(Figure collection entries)
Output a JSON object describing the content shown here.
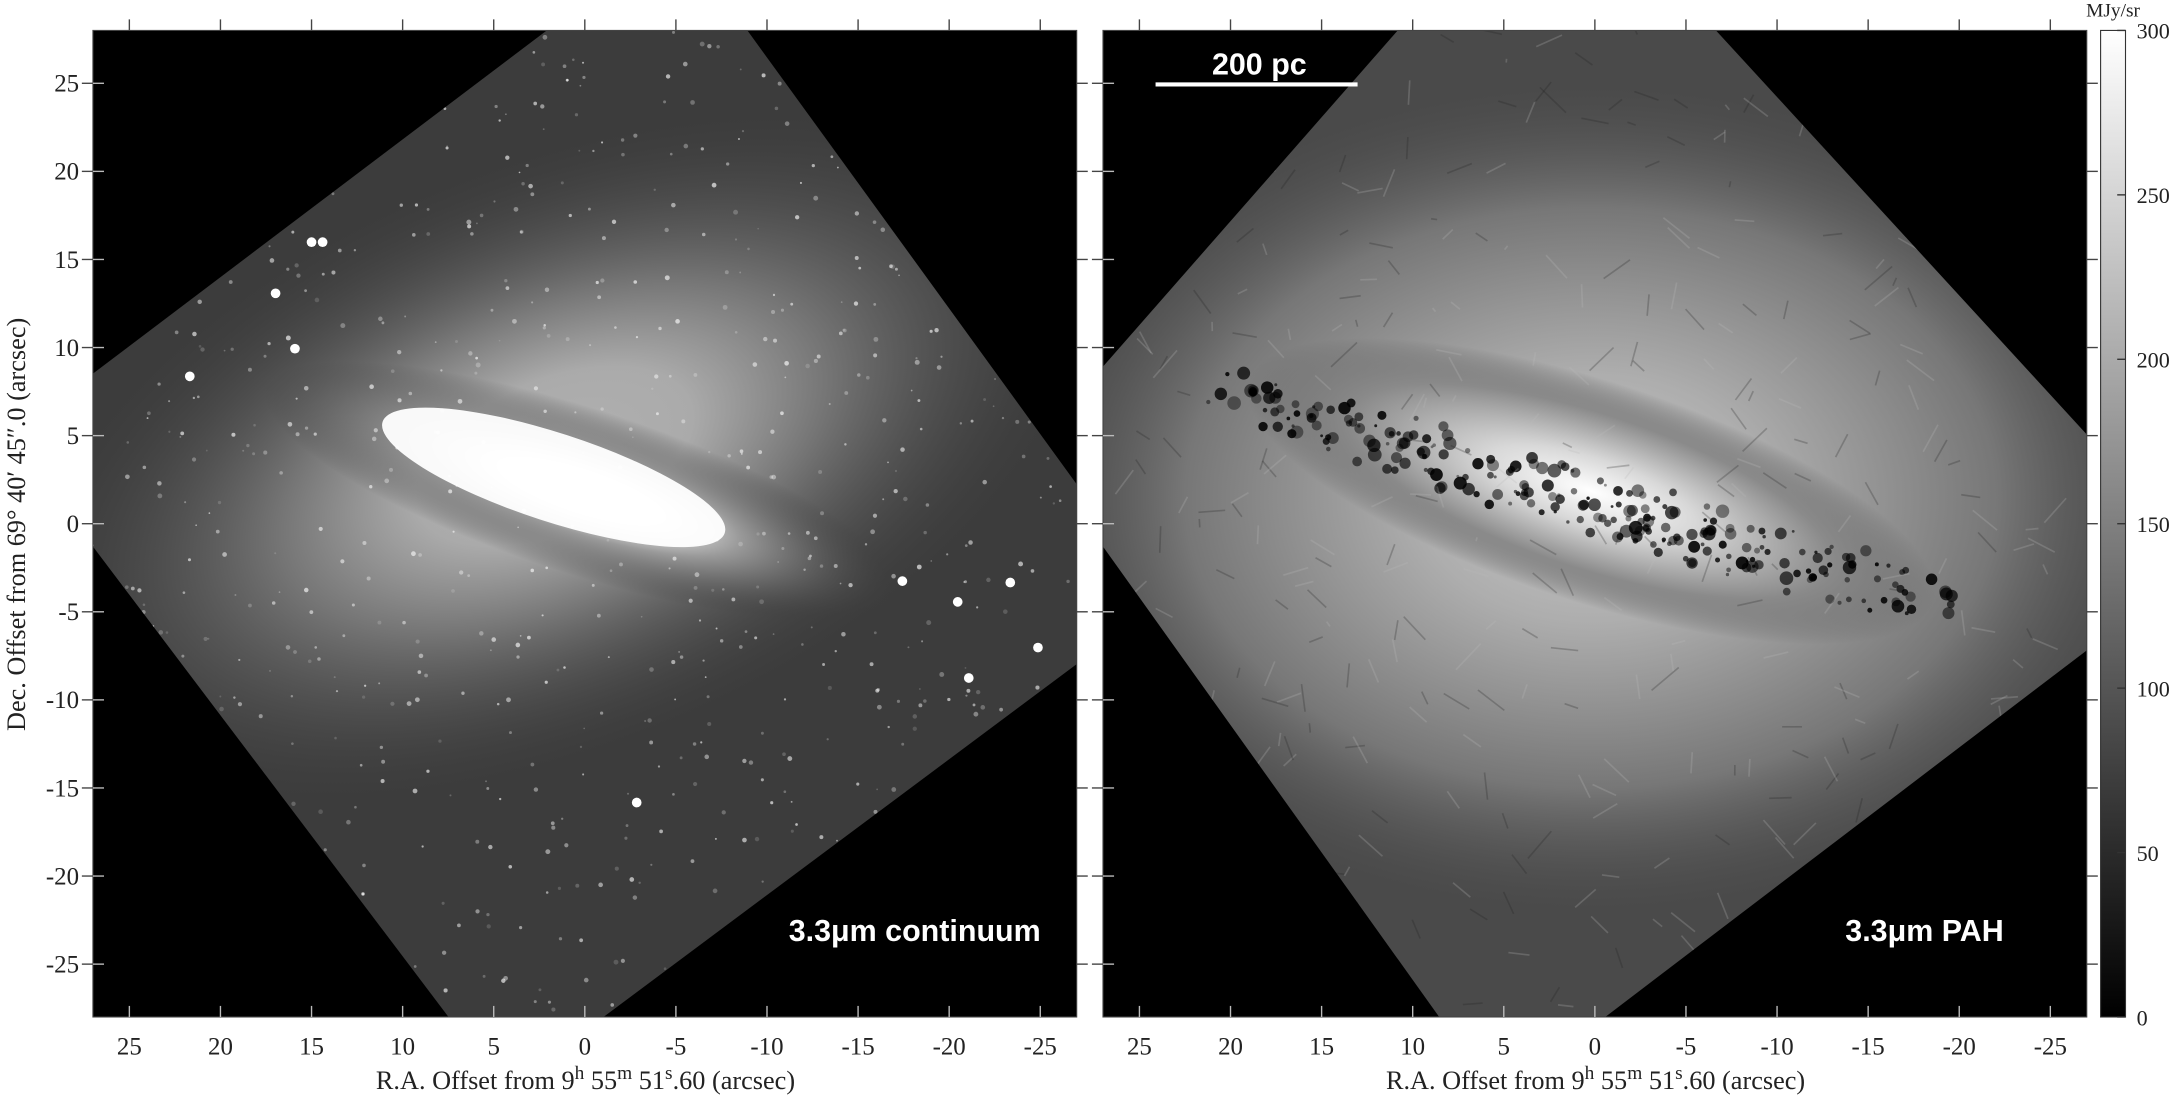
{
  "chart_data": [
    {
      "type": "heatmap",
      "panel_label": "3.3μm continuum",
      "xlabel": {
        "pre": "R.A. Offset from 9",
        "h": "h",
        "mid": " 55",
        "m": "m",
        "post": " 51",
        "s": "s",
        "tail": ".60 (arcsec)"
      },
      "ylabel": "Dec. Offset from 69° 40′ 45″.0 (arcsec)",
      "xticks": [
        25,
        20,
        15,
        10,
        5,
        0,
        -5,
        -10,
        -15,
        -20,
        -25
      ],
      "yticks": [
        25,
        20,
        15,
        10,
        5,
        0,
        -5,
        -10,
        -15,
        -20,
        -25
      ],
      "xlim": [
        27,
        -27
      ],
      "ylim": [
        -28,
        28
      ],
      "colormap": "gray"
    },
    {
      "type": "heatmap",
      "panel_label": "3.3μm PAH",
      "scale_bar": "200 pc",
      "xlabel": {
        "pre": "R.A. Offset from 9",
        "h": "h",
        "mid": " 55",
        "m": "m",
        "post": " 51",
        "s": "s",
        "tail": ".60 (arcsec)"
      },
      "xticks": [
        25,
        20,
        15,
        10,
        5,
        0,
        -5,
        -10,
        -15,
        -20,
        -25
      ],
      "xlim": [
        27,
        -27
      ],
      "ylim": [
        -28,
        28
      ],
      "colormap": "gray",
      "colorbar": {
        "label": "MJy/sr",
        "min": 0,
        "max": 300,
        "ticks": [
          0,
          50,
          100,
          150,
          200,
          250,
          300
        ]
      }
    }
  ]
}
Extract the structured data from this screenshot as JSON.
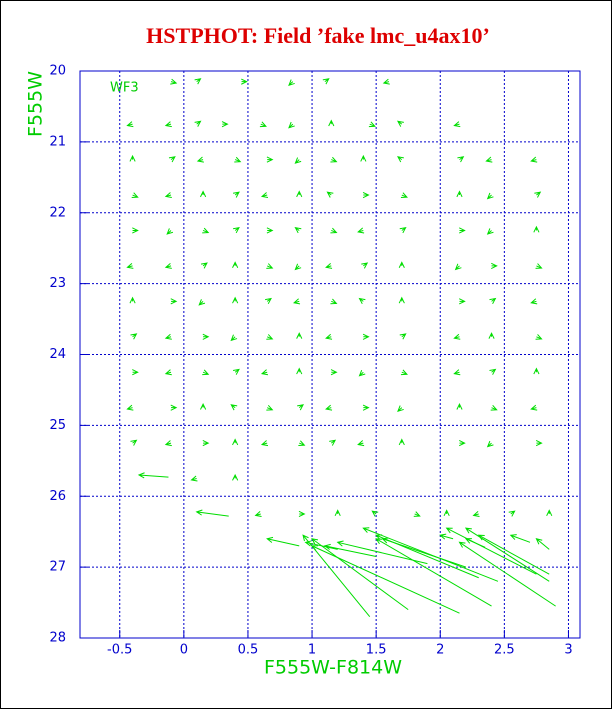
{
  "chart_data": {
    "type": "quiver",
    "title": "HSTPHOT: Field ’fake lmc_u4ax10’",
    "annotation": "WF3",
    "x_label": "F555W-F814W",
    "y_label": "F555W",
    "xlim": [
      -0.81,
      3.09
    ],
    "ylim": [
      20,
      28
    ],
    "y_inverted": true,
    "xticks": [
      -0.5,
      0,
      0.5,
      1,
      1.5,
      2,
      2.5,
      3
    ],
    "yticks": [
      20,
      21,
      22,
      23,
      24,
      25,
      26,
      27,
      28
    ],
    "grid": true,
    "color": "#00dd00",
    "x": [
      -0.1,
      0.1,
      0.45,
      0.85,
      1.1,
      1.6,
      -0.4,
      -0.1,
      0.1,
      0.3,
      0.6,
      0.85,
      1.15,
      1.45,
      1.7,
      2.15,
      -0.4,
      -0.1,
      0.15,
      0.4,
      0.65,
      0.9,
      1.15,
      1.4,
      1.7,
      2.15,
      2.4,
      2.75,
      -0.4,
      -0.1,
      0.15,
      0.4,
      0.65,
      0.9,
      1.15,
      1.4,
      1.7,
      2.15,
      2.4,
      2.75,
      -0.4,
      -0.1,
      0.15,
      0.4,
      0.65,
      0.9,
      1.15,
      1.4,
      1.7,
      2.15,
      2.4,
      2.75,
      -0.4,
      -0.1,
      0.15,
      0.4,
      0.65,
      0.9,
      1.15,
      1.4,
      1.7,
      2.15,
      2.4,
      2.75,
      -0.4,
      -0.1,
      0.15,
      0.4,
      0.65,
      0.9,
      1.15,
      1.4,
      1.7,
      2.15,
      2.4,
      2.75,
      -0.4,
      -0.1,
      0.15,
      0.4,
      0.65,
      0.9,
      1.15,
      1.4,
      1.7,
      2.15,
      2.4,
      2.75,
      -0.4,
      -0.1,
      0.15,
      0.4,
      0.65,
      0.9,
      1.15,
      1.4,
      1.7,
      2.15,
      2.4,
      2.75,
      -0.4,
      -0.1,
      0.15,
      0.4,
      0.65,
      0.9,
      1.15,
      1.4,
      1.7,
      2.15,
      2.4,
      2.75,
      -0.4,
      -0.1,
      0.15,
      0.4,
      0.65,
      0.9,
      1.15,
      1.4,
      1.7,
      2.15,
      2.4,
      2.75,
      0.1,
      0.4,
      0.6,
      0.9,
      1.2,
      1.5,
      1.8,
      2.05,
      2.3,
      2.55,
      2.85,
      1.45,
      1.75,
      2.15,
      2.4,
      2.45,
      2.3,
      2.2,
      2.9,
      2.85,
      2.85,
      2.75,
      1.9,
      1.5,
      1.2,
      0.9,
      0.35,
      -0.12,
      2.35,
      2.7,
      2.85,
      2.1
    ],
    "y": [
      20.15,
      20.15,
      20.15,
      20.15,
      20.15,
      20.15,
      20.75,
      20.75,
      20.75,
      20.75,
      20.75,
      20.75,
      20.75,
      20.75,
      20.75,
      20.75,
      21.25,
      21.25,
      21.25,
      21.25,
      21.25,
      21.25,
      21.25,
      21.25,
      21.25,
      21.25,
      21.25,
      21.25,
      21.75,
      21.75,
      21.75,
      21.75,
      21.75,
      21.75,
      21.75,
      21.75,
      21.75,
      21.75,
      21.75,
      21.75,
      22.25,
      22.25,
      22.25,
      22.25,
      22.25,
      22.25,
      22.25,
      22.25,
      22.25,
      22.25,
      22.25,
      22.25,
      22.75,
      22.75,
      22.75,
      22.75,
      22.75,
      22.75,
      22.75,
      22.75,
      22.75,
      22.75,
      22.75,
      22.75,
      23.25,
      23.25,
      23.25,
      23.25,
      23.25,
      23.25,
      23.25,
      23.25,
      23.25,
      23.25,
      23.25,
      23.25,
      23.75,
      23.75,
      23.75,
      23.75,
      23.75,
      23.75,
      23.75,
      23.75,
      23.75,
      23.75,
      23.75,
      23.75,
      24.25,
      24.25,
      24.25,
      24.25,
      24.25,
      24.25,
      24.25,
      24.25,
      24.25,
      24.25,
      24.25,
      24.25,
      24.75,
      24.75,
      24.75,
      24.75,
      24.75,
      24.75,
      24.75,
      24.75,
      24.75,
      24.75,
      24.75,
      24.75,
      25.25,
      25.25,
      25.25,
      25.25,
      25.25,
      25.25,
      25.25,
      25.25,
      25.25,
      25.25,
      25.25,
      25.25,
      25.75,
      25.75,
      26.25,
      26.25,
      26.25,
      26.25,
      26.25,
      26.25,
      26.25,
      26.25,
      26.25,
      27.7,
      27.6,
      27.65,
      27.55,
      27.2,
      27.15,
      27.0,
      27.55,
      27.2,
      27.1,
      27.1,
      26.95,
      26.85,
      26.75,
      26.7,
      26.28,
      25.73,
      26.72,
      26.65,
      26.75,
      26.6
    ],
    "u": [
      0.04,
      0.03,
      0.04,
      -0.03,
      0.03,
      -0.04,
      -0.04,
      -0.04,
      0.03,
      0.04,
      0.04,
      -0.03,
      0,
      0.04,
      -0.03,
      -0.04,
      0,
      0.03,
      -0.04,
      0.04,
      0.04,
      -0.03,
      0.04,
      0,
      -0.03,
      0.03,
      -0.04,
      -0.04,
      0.04,
      -0.04,
      0,
      0.03,
      -0.04,
      0,
      -0.03,
      0.04,
      0.04,
      0,
      -0.03,
      0.03,
      0.04,
      -0.03,
      0.04,
      0.03,
      0.04,
      -0.03,
      0.04,
      -0.04,
      0.03,
      0.04,
      -0.03,
      0,
      -0.04,
      -0.04,
      0.03,
      0,
      0.04,
      -0.03,
      -0.04,
      0.03,
      0,
      -0.03,
      0.04,
      0.04,
      0,
      0.04,
      -0.03,
      0,
      0.03,
      -0.04,
      0.04,
      -0.03,
      0,
      0.04,
      0.03,
      -0.04,
      0.03,
      -0.04,
      0.04,
      -0.03,
      0.04,
      0,
      -0.04,
      0.04,
      0.03,
      -0.04,
      0,
      0.04,
      0.04,
      -0.04,
      0.04,
      0.03,
      -0.04,
      0,
      0.04,
      -0.03,
      0.04,
      -0.04,
      0.03,
      0,
      -0.04,
      0.04,
      0,
      -0.03,
      0.04,
      0.03,
      -0.04,
      0.04,
      -0.03,
      0,
      0.04,
      -0.04,
      0.03,
      -0.04,
      0.04,
      0,
      -0.04,
      0.04,
      0.03,
      -0.04,
      0,
      0.04,
      -0.03,
      0.04,
      -0.04,
      0,
      -0.04,
      0.04,
      0,
      -0.03,
      0.04,
      0,
      -0.04,
      0.03,
      0,
      -0.52,
      -0.75,
      -1.15,
      -0.9,
      -1.05,
      -0.8,
      -0.65,
      -0.75,
      -0.65,
      -0.55,
      -0.7,
      -0.7,
      -0.4,
      -0.25,
      -0.25,
      -0.25,
      -0.23,
      -0.15,
      -0.15,
      -0.1,
      -0.1
    ],
    "v": [
      0.02,
      -0.04,
      0,
      0.05,
      -0.04,
      0.02,
      0.02,
      0.02,
      -0.04,
      0,
      0.03,
      0.05,
      -0.05,
      0.03,
      -0.04,
      0.02,
      -0.05,
      -0.04,
      0.02,
      0.03,
      0,
      0.05,
      0.03,
      -0.05,
      -0.04,
      -0.04,
      0.02,
      0.02,
      0.03,
      0.02,
      -0.05,
      -0.04,
      0.02,
      -0.05,
      -0.04,
      0,
      0.03,
      -0.05,
      0.05,
      -0.04,
      0,
      0.05,
      0.03,
      -0.04,
      0,
      -0.04,
      0.03,
      0.02,
      -0.04,
      0,
      0.05,
      -0.05,
      0.02,
      0.02,
      -0.04,
      -0.05,
      0.03,
      0.05,
      0.02,
      -0.04,
      -0.05,
      0.05,
      0,
      0.03,
      -0.05,
      0,
      0.05,
      -0.05,
      -0.04,
      0.02,
      0.03,
      -0.04,
      -0.05,
      0,
      -0.04,
      0.02,
      -0.04,
      0.02,
      0,
      0.05,
      0.03,
      -0.05,
      0.02,
      0,
      -0.04,
      0.02,
      -0.05,
      0.03,
      0,
      0.02,
      0.03,
      -0.04,
      0.02,
      -0.05,
      0,
      0.05,
      0.03,
      0.02,
      -0.04,
      -0.05,
      0.02,
      0,
      -0.05,
      -0.04,
      0.03,
      -0.04,
      0.02,
      0,
      0.05,
      -0.05,
      0.03,
      0.02,
      -0.04,
      0.02,
      0,
      -0.05,
      0.02,
      0.03,
      -0.04,
      0.02,
      -0.05,
      0,
      0.05,
      0,
      0.02,
      -0.05,
      0.02,
      0,
      -0.05,
      -0.04,
      0.03,
      -0.05,
      0.02,
      -0.04,
      -0.05,
      -1.15,
      -1.0,
      -0.95,
      -0.95,
      -0.75,
      -0.6,
      -0.4,
      -0.9,
      -0.75,
      -0.55,
      -0.65,
      -0.3,
      -0.15,
      -0.1,
      -0.1,
      -0.06,
      -0.03,
      -0.12,
      -0.1,
      -0.15,
      -0.05
    ]
  }
}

**OBJECTIVE:**
From the listing above, collect every line that mentions the word "JSON".

**SOLUTION TO THIS EXERCISE:**
Output a JSON object describing the content shown here.
Extract the structured data from this screenshot as JSON.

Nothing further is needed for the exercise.